## Exercise
Repeat every line of the material, character for character.

## Recorded data
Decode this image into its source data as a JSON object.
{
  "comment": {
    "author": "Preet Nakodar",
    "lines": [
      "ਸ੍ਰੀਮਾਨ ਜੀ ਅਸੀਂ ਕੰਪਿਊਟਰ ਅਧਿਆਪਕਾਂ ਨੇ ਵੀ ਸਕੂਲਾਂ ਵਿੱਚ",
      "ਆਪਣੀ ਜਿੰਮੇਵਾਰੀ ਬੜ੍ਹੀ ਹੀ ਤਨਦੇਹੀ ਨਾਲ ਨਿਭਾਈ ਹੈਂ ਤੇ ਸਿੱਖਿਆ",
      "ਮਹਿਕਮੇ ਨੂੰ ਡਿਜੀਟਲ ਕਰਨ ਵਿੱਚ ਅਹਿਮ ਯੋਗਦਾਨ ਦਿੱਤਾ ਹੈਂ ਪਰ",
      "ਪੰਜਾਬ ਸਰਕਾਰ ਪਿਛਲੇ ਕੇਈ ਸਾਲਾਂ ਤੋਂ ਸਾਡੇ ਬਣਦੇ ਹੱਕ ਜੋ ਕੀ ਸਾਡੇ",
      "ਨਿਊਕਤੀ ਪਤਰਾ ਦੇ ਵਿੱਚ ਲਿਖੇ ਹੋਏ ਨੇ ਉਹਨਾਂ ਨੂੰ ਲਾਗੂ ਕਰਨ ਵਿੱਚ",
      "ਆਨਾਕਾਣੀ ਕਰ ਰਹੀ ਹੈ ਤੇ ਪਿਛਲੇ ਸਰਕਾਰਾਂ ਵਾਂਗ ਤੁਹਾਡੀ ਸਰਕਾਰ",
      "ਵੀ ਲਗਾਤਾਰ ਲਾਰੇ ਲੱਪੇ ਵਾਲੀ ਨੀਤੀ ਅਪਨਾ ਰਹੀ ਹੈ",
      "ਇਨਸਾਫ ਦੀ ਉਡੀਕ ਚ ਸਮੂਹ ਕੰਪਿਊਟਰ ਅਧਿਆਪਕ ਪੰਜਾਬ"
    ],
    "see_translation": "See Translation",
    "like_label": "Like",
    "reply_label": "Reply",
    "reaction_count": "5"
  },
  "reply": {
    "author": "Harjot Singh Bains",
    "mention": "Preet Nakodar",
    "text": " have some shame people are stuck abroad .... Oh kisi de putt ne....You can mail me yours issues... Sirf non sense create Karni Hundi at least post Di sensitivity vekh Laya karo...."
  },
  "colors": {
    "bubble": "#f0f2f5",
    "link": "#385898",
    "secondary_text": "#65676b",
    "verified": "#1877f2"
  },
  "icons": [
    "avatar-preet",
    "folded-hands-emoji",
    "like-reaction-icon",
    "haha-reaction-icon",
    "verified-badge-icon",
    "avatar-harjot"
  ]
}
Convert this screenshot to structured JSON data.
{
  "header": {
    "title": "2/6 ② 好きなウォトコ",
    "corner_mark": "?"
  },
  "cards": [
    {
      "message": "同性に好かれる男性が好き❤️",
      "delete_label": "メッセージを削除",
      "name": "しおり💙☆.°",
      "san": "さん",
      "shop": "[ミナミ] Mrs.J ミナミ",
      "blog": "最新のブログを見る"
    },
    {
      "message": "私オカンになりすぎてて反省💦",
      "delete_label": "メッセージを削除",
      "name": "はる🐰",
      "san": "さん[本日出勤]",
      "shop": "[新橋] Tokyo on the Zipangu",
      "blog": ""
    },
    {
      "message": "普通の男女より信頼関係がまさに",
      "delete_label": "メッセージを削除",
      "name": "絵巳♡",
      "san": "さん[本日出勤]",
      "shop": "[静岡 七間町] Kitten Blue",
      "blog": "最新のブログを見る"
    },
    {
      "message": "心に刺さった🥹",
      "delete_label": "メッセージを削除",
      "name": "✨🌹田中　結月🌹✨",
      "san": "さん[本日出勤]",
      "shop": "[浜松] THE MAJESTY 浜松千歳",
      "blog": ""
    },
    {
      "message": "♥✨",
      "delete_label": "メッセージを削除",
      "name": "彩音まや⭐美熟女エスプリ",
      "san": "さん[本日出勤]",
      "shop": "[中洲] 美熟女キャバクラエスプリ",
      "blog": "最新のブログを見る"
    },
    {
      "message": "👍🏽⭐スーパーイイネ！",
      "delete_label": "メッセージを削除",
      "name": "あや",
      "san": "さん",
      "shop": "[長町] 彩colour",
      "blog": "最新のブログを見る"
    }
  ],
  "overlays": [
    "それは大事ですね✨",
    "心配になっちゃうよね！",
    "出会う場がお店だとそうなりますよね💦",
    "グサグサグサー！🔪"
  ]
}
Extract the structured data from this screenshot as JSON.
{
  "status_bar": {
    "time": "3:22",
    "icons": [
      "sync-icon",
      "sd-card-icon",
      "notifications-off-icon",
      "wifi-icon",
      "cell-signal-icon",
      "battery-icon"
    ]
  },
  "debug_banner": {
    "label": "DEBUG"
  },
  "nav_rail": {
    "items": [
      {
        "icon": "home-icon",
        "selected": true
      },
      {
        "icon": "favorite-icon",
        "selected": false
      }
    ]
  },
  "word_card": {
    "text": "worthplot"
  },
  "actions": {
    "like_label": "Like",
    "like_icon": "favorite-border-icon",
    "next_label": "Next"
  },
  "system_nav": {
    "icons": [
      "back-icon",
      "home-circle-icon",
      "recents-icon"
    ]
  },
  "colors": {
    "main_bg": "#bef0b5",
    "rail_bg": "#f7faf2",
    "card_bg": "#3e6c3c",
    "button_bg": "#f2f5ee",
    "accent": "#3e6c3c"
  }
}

## Answer for the task
Decode this image into its source data as a JSON object.
{
  "comment": {
    "author": "Preet Nakodar",
    "lines": [
      "ਸ੍ਰੀਮਾਨ ਜੀ ਅਸੀਂ ਕੰਪਿਊਟਰ ਅਧਿਆਪਕਾਂ ਨੇ ਵੀ ਸਕੂਲਾਂ ਵਿੱਚ",
      "ਆਪਣੀ ਜਿੰਮੇਵਾਰੀ ਬੜ੍ਹੀ ਹੀ ਤਨਦੇਹੀ ਨਾਲ ਨਿਭਾਈ ਹੈਂ ਤੇ ਸਿੱਖਿਆ",
      "ਮਹਿਕਮੇ ਨੂੰ ਡਿਜੀਟਲ ਕਰਨ ਵਿੱਚ ਅਹਿਮ ਯੋਗਦਾਨ ਦਿੱਤਾ ਹੈਂ ਪਰ",
      "ਪੰਜਾਬ ਸਰਕਾਰ ਪਿਛਲੇ ਕੇਈ ਸਾਲਾਂ ਤੋਂ ਸਾਡੇ ਬਣਦੇ ਹੱਕ ਜੋ ਕੀ ਸਾਡੇ",
      "ਨਿਊਕਤੀ ਪਤਰਾ ਦੇ ਵਿੱਚ ਲਿਖੇ ਹੋਏ ਨੇ ਉਹਨਾਂ ਨੂੰ ਲਾਗੂ ਕਰਨ ਵਿੱਚ",
      "ਆਨਾਕਾਣੀ ਕਰ ਰਹੀ ਹੈ ਤੇ ਪਿਛਲੇ ਸਰਕਾਰਾਂ ਵਾਂਗ ਤੁਹਾਡੀ ਸਰਕਾਰ",
      "ਵੀ ਲਗਾਤਾਰ ਲਾਰੇ ਲੱਪੇ ਵਾਲੀ ਨੀਤੀ ਅਪਨਾ ਰਹੀ ਹੈ",
      "ਇਨਸਾਫ ਦੀ ਉਡੀਕ ਚ ਸਮੂਹ ਕੰਪਿਊਟਰ ਅਧਿਆਪਕ ਪੰਜਾਬ"
    ],
    "see_translation": "See Translation",
    "like_label": "Like",
    "reply_label": "Reply",
    "reaction_count": "5"
  },
  "reply": {
    "author": "Harjot Singh Bains",
    "mention": "Preet Nakodar",
    "text": " have some shame people are stuck abroad .... Oh kisi de putt ne....You can mail me yours issues... Sirf non sense create Karni Hundi at least post Di sensitivity vekh Laya karo...."
  },
  "colors": {
    "bubble": "#f0f2f5",
    "link": "#385898",
    "secondary_text": "#65676b",
    "verified": "#1877f2"
  },
  "icons": [
    "avatar-preet",
    "folded-hands-emoji",
    "like-reaction-icon",
    "haha-reaction-icon",
    "verified-badge-icon",
    "avatar-harjot"
  ]
}
Convert this screenshot to structured JSON data.
{
  "header": {
    "title": "2/6 ② 好きなウォトコ",
    "corner_mark": "?"
  },
  "cards": [
    {
      "message": "同性に好かれる男性が好き❤️",
      "delete_label": "メッセージを削除",
      "name": "しおり💙☆.°",
      "san": "さん",
      "shop": "[ミナミ] Mrs.J ミナミ",
      "blog": "最新のブログを見る"
    },
    {
      "message": "私オカンになりすぎてて反省💦",
      "delete_label": "メッセージを削除",
      "name": "はる🐰",
      "san": "さん[本日出勤]",
      "shop": "[新橋] Tokyo on the Zipangu",
      "blog": ""
    },
    {
      "message": "普通の男女より信頼関係がまさに",
      "delete_label": "メッセージを削除",
      "name": "絵巳♡",
      "san": "さん[本日出勤]",
      "shop": "[静岡 七間町] Kitten Blue",
      "blog": "最新のブログを見る"
    },
    {
      "message": "心に刺さった🥹",
      "delete_label": "メッセージを削除",
      "name": "✨🌹田中　結月🌹✨",
      "san": "さん[本日出勤]",
      "shop": "[浜松] THE MAJESTY 浜松千歳",
      "blog": ""
    },
    {
      "message": "♥✨",
      "delete_label": "メッセージを削除",
      "name": "彩音まや⭐美熟女エスプリ",
      "san": "さん[本日出勤]",
      "shop": "[中洲] 美熟女キャバクラエスプリ",
      "blog": "最新のブログを見る"
    },
    {
      "message": "👍🏽⭐スーパーイイネ！",
      "delete_label": "メッセージを削除",
      "name": "あや",
      "san": "さん",
      "shop": "[長町] 彩colour",
      "blog": "最新のブログを見る"
    }
  ],
  "overlays": [
    "それは大事ですね✨",
    "心配になっちゃうよね！",
    "出会う場がお店だとそうなりますよね💦",
    "グサグサグサー！🔪"
  ]
}
Extract the structured data from this screenshot as JSON.
{
  "status_bar": {
    "time": "3:22",
    "icons": [
      "sync-icon",
      "sd-card-icon",
      "notifications-off-icon",
      "wifi-icon",
      "cell-signal-icon",
      "battery-icon"
    ]
  },
  "debug_banner": {
    "label": "DEBUG"
  },
  "nav_rail": {
    "items": [
      {
        "icon": "home-icon",
        "selected": true
      },
      {
        "icon": "favorite-icon",
        "selected": false
      }
    ]
  },
  "word_card": {
    "text": "worthplot"
  },
  "actions": {
    "like_label": "Like",
    "like_icon": "favorite-border-icon",
    "next_label": "Next"
  },
  "system_nav": {
    "icons": [
      "back-icon",
      "home-circle-icon",
      "recents-icon"
    ]
  },
  "colors": {
    "main_bg": "#bef0b5",
    "rail_bg": "#f7faf2",
    "card_bg": "#3e6c3c",
    "button_bg": "#f2f5ee",
    "accent": "#3e6c3c"
  }
}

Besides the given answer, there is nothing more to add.